*** Dataset entries ***

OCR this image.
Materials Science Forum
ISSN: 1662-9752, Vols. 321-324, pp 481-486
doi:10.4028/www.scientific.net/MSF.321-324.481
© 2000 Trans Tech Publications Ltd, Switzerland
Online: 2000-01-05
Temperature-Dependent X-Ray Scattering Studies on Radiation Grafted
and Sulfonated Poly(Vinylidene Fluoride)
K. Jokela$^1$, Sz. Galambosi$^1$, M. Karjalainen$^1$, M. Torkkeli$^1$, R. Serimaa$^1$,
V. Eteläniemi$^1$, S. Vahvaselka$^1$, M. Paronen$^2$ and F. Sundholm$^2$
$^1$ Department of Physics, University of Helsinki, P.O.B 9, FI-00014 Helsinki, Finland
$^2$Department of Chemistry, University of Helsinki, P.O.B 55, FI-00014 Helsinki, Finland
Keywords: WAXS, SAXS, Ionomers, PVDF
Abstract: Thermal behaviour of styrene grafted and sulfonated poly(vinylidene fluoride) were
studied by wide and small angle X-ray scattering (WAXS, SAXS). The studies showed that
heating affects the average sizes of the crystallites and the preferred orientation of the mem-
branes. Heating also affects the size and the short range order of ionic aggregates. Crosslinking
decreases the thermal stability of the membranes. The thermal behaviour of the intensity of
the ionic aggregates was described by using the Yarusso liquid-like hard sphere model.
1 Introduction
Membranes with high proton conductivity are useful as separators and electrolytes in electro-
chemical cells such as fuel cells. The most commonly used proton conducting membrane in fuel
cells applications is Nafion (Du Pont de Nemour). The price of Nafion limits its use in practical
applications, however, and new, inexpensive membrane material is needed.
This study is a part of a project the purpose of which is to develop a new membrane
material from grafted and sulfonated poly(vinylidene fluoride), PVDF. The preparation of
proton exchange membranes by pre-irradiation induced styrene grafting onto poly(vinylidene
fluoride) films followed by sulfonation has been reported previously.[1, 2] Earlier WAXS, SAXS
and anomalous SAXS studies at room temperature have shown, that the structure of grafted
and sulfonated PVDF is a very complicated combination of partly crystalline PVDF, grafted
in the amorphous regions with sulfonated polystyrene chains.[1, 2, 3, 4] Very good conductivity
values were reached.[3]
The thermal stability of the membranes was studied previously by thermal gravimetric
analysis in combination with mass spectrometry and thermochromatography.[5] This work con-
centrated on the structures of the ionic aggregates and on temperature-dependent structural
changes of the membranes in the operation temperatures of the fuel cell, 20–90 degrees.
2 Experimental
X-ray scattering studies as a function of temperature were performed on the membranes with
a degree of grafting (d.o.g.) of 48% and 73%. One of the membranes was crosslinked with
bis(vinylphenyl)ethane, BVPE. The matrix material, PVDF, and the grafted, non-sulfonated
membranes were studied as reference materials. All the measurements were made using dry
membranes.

***

◆ **Task item**: Gather every line from the listing above in which the word "that" appears.

◆ **Finished exercise**:
studied by wide and small angle X-ray scattering (WAXS, SAXS). The studies showed that
and anomalous SAXS studies at room temperature have shown, that the structure of grafted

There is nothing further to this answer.